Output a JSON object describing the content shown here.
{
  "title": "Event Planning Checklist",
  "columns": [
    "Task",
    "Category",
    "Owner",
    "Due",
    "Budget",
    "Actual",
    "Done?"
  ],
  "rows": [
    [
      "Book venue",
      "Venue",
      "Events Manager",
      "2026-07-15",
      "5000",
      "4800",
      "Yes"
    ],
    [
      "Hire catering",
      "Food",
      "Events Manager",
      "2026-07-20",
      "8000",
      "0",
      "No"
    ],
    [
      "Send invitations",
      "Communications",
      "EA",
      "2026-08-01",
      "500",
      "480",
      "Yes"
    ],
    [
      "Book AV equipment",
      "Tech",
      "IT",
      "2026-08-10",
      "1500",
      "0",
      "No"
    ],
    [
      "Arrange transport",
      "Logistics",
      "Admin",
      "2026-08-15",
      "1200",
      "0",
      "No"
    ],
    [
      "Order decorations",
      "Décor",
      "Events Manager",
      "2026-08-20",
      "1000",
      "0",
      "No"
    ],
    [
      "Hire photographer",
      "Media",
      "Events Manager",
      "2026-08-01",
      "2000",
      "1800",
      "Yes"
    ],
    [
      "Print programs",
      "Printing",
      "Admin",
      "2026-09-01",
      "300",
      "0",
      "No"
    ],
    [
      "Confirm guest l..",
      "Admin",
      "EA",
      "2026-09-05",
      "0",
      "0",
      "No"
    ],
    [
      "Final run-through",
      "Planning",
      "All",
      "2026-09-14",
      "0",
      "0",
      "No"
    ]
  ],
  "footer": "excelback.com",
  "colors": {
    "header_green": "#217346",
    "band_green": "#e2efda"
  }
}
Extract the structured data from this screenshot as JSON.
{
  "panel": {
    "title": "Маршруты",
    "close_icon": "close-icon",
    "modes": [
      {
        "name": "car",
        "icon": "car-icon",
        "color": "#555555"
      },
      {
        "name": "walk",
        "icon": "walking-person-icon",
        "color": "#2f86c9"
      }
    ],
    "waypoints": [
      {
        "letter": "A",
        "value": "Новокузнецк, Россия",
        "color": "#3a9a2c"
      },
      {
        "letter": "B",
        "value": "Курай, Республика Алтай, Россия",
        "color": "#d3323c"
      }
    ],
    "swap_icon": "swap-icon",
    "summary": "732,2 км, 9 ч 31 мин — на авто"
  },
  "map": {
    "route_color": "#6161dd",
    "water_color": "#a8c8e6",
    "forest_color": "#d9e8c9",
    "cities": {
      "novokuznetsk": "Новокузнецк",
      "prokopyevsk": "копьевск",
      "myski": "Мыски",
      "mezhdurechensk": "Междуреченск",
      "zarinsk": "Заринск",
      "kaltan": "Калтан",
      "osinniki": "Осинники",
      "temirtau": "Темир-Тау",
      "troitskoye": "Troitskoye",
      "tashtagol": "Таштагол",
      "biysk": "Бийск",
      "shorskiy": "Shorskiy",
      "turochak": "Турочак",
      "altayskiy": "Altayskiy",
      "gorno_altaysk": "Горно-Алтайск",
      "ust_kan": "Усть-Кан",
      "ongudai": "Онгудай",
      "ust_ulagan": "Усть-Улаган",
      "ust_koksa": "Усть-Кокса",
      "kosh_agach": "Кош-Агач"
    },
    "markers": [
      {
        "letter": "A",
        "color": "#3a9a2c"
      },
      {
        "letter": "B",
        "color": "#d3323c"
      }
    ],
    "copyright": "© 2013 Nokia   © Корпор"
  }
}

● **WHAT THIS TASK INVOLVES**
Copy all the lines above that hold the string "JSON".

● **COMPLETED TASK**
Output a JSON object describing the content shown here.
Extract the structured data from this screenshot as JSON.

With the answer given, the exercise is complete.